Task directions: Locate the word "name" in the entries below, then gather every line that holds it.

Saved entries
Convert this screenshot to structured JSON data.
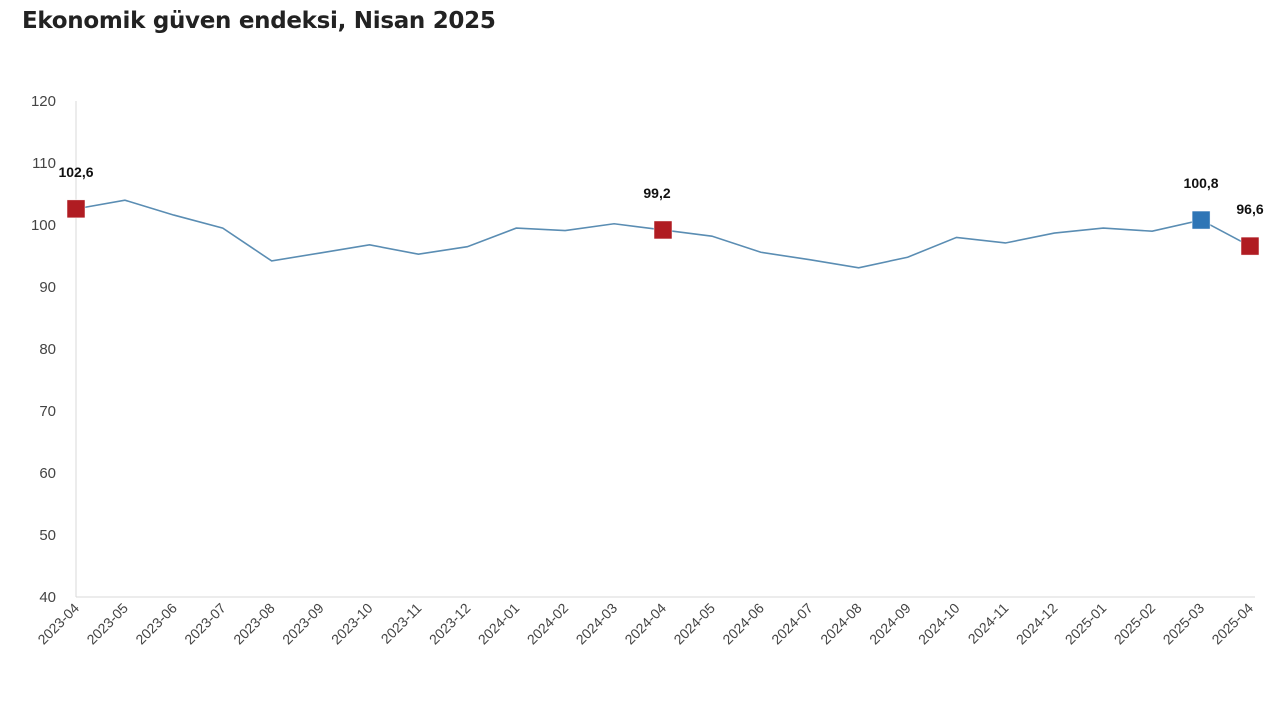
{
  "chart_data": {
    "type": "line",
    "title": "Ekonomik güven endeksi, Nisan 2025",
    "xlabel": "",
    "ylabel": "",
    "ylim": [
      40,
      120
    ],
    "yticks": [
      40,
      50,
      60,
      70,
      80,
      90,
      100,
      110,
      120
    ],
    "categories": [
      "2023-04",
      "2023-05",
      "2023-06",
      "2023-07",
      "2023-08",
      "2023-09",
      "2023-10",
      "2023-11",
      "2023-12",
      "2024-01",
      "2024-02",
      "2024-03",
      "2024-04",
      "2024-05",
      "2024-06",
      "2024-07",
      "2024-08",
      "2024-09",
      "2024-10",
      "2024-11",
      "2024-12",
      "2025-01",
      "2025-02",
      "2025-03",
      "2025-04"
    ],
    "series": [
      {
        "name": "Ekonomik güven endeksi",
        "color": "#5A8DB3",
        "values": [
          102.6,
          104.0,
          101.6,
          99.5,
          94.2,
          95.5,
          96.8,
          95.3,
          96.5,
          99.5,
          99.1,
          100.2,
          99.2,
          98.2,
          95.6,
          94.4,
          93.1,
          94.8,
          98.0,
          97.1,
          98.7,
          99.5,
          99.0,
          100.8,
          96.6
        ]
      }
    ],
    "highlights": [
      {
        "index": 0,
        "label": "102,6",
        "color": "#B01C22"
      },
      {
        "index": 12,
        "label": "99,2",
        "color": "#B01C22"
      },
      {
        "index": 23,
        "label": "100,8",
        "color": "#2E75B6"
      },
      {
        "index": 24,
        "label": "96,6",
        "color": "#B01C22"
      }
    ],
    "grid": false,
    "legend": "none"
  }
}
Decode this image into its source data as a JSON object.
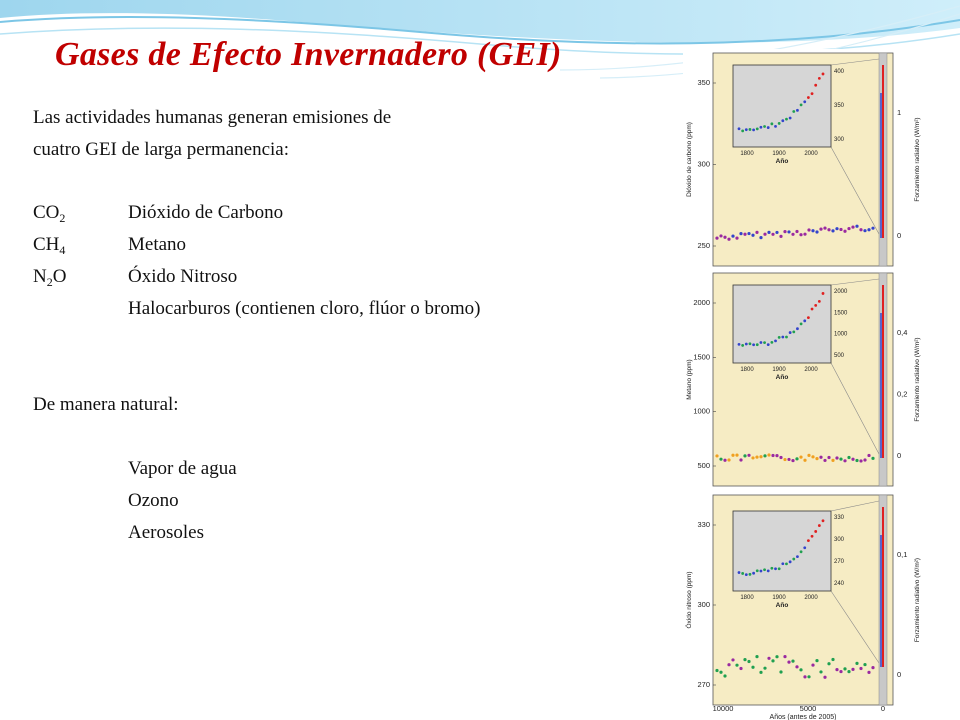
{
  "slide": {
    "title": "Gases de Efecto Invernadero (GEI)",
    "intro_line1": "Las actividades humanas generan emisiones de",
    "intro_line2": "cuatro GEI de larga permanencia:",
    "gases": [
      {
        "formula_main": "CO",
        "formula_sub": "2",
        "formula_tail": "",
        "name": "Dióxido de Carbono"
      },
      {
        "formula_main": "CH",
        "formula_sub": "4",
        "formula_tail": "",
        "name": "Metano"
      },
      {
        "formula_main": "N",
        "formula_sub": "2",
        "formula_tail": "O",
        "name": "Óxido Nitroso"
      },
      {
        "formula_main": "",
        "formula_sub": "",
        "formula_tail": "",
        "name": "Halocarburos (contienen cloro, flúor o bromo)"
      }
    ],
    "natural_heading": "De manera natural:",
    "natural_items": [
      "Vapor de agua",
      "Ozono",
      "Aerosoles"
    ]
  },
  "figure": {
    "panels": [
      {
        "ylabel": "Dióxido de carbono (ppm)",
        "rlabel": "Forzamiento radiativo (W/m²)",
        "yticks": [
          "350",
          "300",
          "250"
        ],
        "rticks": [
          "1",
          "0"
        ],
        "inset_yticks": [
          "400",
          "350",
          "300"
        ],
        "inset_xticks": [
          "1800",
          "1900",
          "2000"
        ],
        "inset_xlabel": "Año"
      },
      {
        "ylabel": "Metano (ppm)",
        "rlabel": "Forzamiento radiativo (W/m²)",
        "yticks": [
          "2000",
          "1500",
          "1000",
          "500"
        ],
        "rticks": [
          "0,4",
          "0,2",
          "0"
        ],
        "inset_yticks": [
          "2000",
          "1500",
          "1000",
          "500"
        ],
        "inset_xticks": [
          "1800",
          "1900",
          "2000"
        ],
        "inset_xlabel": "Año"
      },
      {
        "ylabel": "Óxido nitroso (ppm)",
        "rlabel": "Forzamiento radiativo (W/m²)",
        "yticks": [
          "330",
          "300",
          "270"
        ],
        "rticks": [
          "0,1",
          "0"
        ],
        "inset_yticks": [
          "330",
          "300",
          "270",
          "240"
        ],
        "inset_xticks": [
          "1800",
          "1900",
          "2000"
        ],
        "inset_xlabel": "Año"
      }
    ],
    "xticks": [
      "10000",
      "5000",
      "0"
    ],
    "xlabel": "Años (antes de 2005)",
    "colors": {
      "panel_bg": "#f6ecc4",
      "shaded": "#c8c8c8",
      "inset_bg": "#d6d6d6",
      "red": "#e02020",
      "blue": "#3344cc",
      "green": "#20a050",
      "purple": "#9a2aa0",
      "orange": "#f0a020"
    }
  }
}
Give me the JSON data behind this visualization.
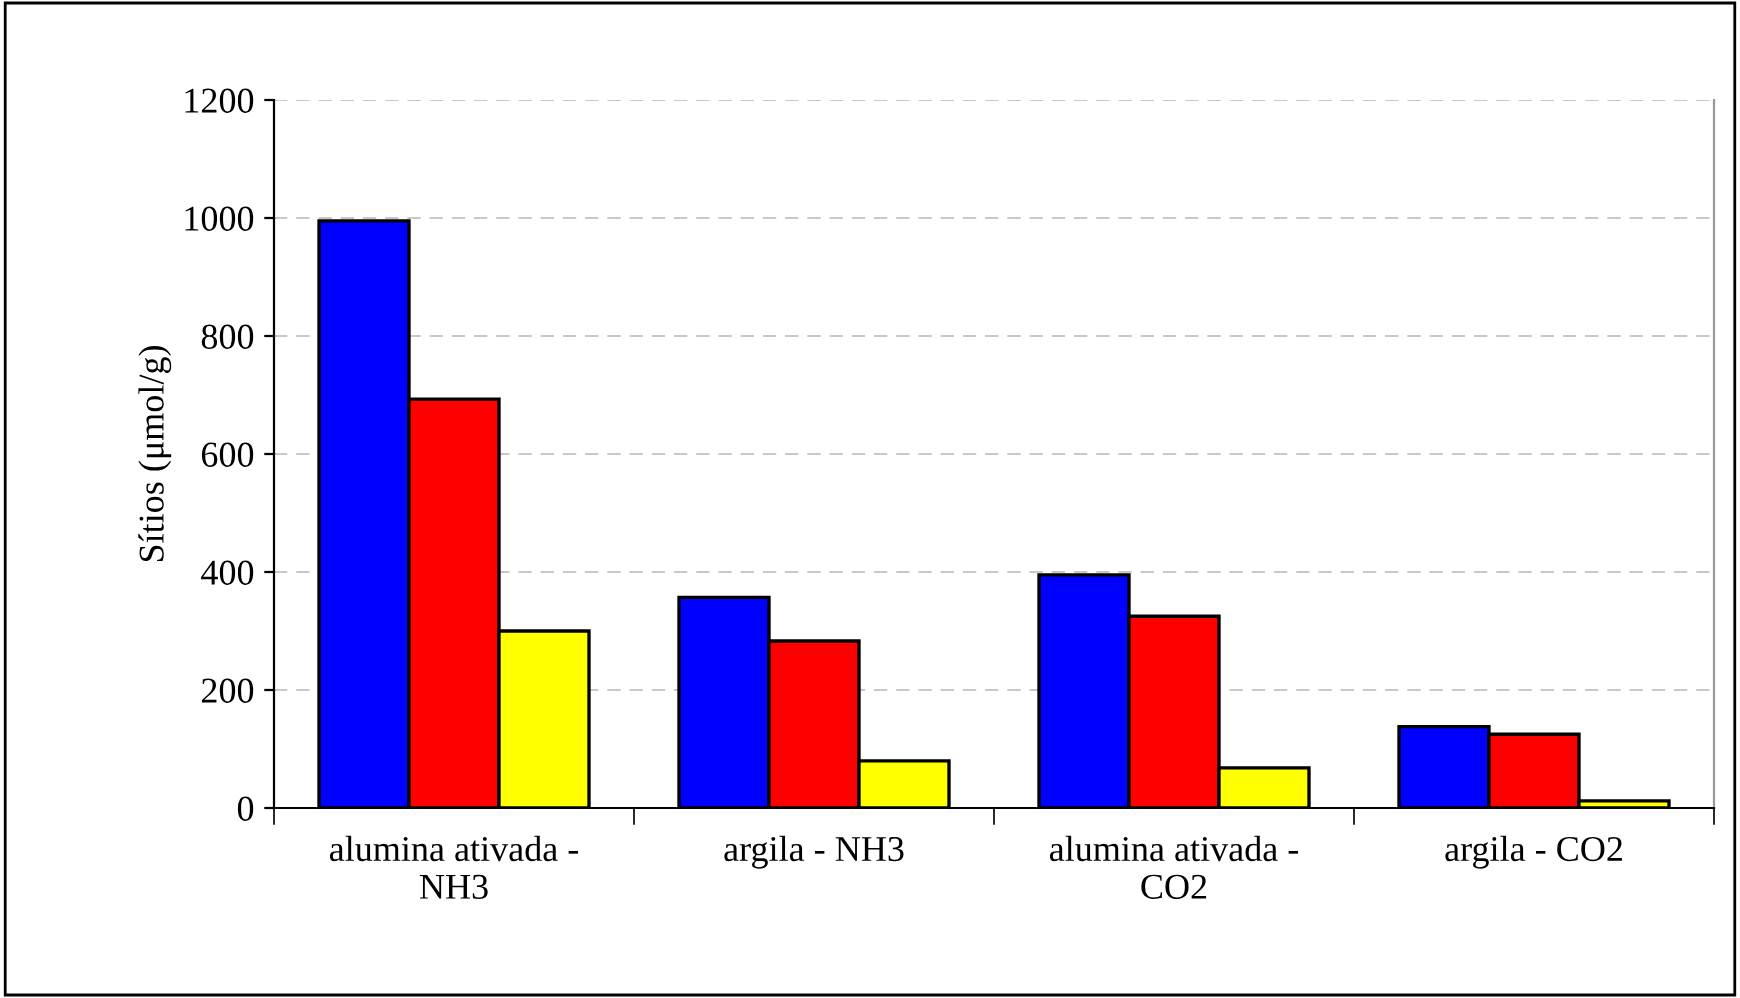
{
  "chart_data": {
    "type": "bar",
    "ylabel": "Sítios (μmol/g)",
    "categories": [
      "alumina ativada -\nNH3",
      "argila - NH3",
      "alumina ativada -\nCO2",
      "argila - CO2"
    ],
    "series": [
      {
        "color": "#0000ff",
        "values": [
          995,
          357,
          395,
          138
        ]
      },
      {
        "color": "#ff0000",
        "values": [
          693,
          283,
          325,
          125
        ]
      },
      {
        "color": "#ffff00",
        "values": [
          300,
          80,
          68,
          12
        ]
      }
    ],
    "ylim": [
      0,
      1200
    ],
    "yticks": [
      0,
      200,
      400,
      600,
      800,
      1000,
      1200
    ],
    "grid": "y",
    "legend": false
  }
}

Written solution:
        "name": "Ekonomik güven endeksi",
        "name": "Dióxido de Carbono"
        "name": "Metano"
        "name": "Óxido Nitroso"
        "name": "Halocarburos (contienen cloro, flúor o bromo)"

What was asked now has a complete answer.